● **Exercise requirements**
Locate the lines where "ylabel" occurs and copy them as they stand.

● **Input material**
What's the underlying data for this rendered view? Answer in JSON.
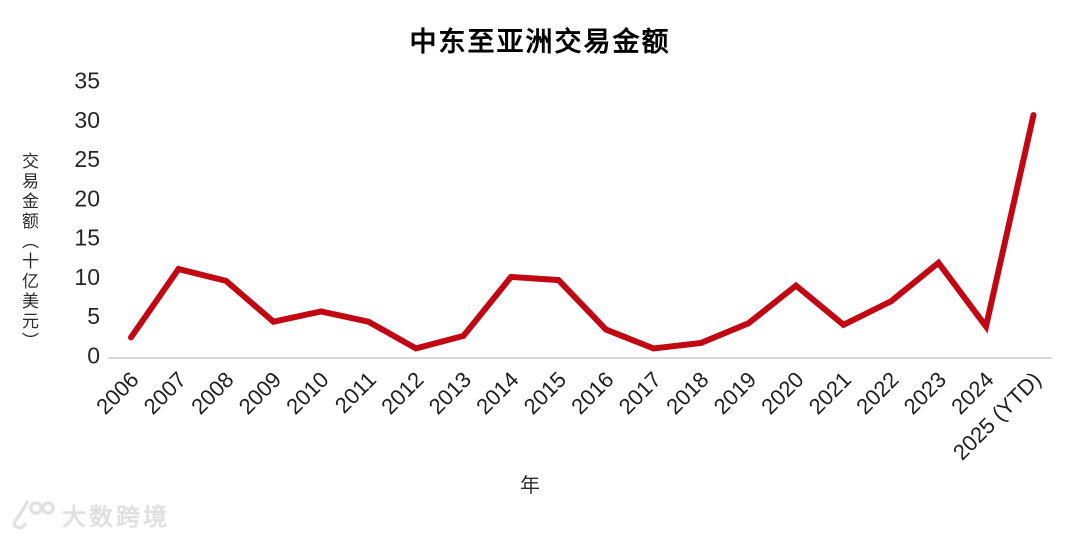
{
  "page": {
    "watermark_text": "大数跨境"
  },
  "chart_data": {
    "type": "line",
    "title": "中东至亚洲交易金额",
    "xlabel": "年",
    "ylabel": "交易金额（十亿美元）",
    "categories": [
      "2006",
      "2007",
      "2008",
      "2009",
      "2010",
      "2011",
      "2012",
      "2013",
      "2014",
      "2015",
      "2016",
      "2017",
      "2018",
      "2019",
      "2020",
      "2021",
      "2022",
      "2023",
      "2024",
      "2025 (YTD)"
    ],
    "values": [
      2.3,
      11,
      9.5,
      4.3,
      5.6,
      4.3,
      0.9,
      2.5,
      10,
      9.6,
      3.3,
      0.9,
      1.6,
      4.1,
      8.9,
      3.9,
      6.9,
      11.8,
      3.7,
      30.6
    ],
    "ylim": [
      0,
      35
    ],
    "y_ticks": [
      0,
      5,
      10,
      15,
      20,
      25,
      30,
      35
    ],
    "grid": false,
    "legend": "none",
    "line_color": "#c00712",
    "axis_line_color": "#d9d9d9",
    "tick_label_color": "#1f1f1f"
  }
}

--

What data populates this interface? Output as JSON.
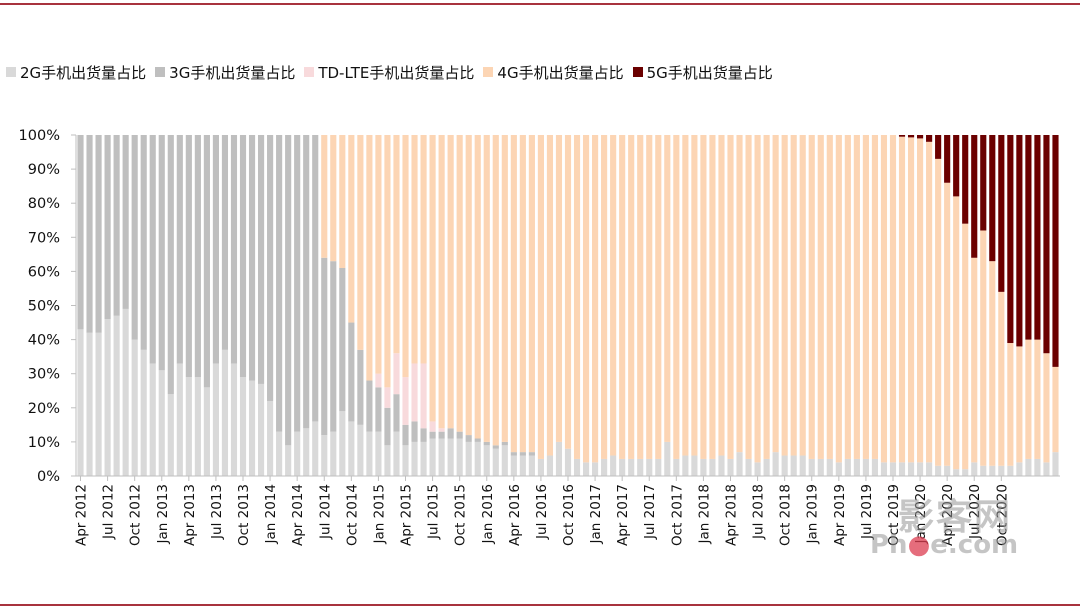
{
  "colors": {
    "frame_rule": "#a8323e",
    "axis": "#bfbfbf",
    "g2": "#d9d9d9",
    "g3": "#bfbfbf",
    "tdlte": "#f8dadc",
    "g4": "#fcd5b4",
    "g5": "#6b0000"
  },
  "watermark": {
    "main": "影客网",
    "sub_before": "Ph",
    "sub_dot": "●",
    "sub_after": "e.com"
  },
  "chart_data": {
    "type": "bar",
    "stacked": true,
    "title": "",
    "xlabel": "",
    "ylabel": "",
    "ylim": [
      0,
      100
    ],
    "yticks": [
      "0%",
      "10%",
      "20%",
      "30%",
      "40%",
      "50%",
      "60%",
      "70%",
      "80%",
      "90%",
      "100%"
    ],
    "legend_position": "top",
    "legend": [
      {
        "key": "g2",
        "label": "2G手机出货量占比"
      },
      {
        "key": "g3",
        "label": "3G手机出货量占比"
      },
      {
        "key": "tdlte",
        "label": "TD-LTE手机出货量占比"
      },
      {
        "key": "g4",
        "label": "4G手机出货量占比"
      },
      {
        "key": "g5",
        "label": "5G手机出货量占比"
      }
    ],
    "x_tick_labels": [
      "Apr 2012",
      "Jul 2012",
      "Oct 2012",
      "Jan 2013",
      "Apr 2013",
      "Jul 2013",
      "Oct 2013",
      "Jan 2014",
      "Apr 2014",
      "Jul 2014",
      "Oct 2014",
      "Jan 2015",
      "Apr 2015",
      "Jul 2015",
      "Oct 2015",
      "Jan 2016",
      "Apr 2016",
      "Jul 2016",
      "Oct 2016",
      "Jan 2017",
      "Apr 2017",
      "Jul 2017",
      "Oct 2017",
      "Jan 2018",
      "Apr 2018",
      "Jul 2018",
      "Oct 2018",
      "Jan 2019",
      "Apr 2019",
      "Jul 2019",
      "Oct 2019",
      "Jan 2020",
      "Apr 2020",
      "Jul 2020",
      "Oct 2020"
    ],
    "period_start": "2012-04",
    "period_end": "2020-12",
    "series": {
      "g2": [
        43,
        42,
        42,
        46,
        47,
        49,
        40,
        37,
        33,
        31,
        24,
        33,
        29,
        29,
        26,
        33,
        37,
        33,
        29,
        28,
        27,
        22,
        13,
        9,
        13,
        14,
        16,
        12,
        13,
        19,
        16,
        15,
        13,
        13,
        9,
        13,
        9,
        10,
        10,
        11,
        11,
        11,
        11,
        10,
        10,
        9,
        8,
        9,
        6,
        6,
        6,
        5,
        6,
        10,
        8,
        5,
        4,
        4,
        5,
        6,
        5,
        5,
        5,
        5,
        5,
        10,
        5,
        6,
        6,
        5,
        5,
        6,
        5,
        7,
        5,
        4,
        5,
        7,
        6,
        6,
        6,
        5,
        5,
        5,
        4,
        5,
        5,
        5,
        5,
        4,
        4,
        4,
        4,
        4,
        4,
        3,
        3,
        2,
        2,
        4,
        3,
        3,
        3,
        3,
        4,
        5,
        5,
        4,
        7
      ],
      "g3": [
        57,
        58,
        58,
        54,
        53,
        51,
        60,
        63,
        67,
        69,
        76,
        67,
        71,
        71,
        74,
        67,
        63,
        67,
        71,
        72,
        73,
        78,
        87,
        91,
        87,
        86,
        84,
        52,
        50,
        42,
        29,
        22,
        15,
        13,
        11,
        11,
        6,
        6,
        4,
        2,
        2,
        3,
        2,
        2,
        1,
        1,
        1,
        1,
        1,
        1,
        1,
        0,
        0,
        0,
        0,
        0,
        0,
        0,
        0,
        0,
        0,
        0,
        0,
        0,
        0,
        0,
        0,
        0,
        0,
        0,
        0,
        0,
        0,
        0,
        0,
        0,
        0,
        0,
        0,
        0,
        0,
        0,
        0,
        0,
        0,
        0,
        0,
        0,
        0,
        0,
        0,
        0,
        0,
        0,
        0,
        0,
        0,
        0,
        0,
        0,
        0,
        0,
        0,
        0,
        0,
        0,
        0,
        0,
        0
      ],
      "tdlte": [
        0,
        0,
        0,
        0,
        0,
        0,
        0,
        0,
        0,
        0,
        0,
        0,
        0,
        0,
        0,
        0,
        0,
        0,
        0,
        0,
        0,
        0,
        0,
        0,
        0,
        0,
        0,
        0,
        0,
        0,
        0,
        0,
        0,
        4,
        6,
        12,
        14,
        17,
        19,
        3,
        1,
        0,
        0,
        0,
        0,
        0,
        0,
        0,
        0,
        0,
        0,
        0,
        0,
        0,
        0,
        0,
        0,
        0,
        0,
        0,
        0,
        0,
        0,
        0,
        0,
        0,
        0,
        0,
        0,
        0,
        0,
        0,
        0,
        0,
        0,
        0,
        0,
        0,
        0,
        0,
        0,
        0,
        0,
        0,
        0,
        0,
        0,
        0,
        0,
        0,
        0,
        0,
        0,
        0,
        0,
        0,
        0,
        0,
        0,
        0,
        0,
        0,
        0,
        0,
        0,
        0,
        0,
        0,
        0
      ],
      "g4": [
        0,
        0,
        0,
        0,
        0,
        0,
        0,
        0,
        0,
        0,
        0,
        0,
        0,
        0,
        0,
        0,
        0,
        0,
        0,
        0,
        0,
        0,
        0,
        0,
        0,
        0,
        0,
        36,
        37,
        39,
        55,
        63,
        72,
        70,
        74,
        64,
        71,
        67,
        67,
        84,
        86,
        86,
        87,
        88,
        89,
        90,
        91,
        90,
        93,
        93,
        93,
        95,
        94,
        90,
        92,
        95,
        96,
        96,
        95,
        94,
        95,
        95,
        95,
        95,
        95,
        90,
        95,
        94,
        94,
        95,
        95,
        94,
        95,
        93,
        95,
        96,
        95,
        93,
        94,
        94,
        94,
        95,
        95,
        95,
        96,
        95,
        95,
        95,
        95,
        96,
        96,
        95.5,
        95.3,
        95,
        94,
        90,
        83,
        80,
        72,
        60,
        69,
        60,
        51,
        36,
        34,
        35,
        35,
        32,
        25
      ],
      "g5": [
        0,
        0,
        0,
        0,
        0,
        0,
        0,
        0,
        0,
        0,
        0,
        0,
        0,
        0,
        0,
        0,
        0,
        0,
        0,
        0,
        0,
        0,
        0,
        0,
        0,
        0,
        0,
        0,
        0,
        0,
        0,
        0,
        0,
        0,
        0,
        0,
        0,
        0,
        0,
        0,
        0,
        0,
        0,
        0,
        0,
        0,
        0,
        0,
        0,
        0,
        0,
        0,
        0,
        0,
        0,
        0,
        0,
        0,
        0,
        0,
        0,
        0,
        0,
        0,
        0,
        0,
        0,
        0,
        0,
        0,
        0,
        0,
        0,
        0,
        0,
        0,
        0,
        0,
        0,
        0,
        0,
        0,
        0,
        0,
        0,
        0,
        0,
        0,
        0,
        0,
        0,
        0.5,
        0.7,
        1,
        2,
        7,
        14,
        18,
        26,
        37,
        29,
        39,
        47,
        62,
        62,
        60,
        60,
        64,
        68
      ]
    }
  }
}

* * *

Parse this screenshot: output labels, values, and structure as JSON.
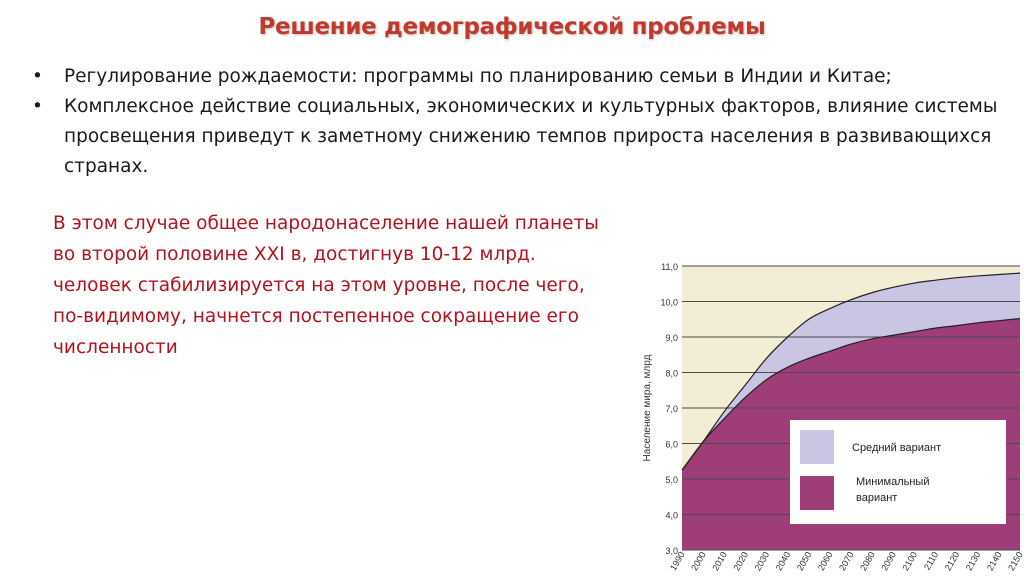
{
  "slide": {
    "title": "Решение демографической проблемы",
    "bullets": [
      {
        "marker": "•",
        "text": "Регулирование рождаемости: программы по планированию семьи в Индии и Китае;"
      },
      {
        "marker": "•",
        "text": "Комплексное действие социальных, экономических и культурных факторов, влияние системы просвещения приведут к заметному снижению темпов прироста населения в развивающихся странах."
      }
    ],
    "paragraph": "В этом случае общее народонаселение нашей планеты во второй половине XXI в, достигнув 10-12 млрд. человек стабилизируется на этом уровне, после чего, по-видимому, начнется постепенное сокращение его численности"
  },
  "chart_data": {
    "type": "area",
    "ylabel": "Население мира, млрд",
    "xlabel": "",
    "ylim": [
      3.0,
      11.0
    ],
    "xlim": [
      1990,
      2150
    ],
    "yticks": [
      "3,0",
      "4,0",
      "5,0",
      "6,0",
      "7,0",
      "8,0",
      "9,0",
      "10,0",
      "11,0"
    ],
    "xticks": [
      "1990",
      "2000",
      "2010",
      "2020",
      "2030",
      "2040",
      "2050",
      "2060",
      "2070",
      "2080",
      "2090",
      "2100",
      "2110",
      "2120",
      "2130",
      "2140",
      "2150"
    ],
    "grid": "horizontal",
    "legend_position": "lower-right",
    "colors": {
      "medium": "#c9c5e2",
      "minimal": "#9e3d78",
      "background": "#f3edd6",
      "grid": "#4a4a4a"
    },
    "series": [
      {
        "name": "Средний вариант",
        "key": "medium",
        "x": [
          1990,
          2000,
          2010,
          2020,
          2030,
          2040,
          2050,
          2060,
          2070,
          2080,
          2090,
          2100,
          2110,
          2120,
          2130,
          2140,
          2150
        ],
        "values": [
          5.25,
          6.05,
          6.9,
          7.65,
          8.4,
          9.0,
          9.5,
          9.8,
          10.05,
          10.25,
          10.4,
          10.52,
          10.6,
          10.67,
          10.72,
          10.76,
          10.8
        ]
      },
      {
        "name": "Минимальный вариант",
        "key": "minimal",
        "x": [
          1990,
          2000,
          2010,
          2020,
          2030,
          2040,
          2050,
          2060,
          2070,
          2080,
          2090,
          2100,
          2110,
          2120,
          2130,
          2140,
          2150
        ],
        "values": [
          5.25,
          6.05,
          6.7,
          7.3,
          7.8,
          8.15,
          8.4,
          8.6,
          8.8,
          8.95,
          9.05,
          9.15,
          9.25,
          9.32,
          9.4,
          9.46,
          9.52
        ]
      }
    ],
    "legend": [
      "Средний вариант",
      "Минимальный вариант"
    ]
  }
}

● **Answer**
    "ylabel": "交易金额（十亿美元）",
    "ylabel": "",
    "ylabel": "Население мира, млрд",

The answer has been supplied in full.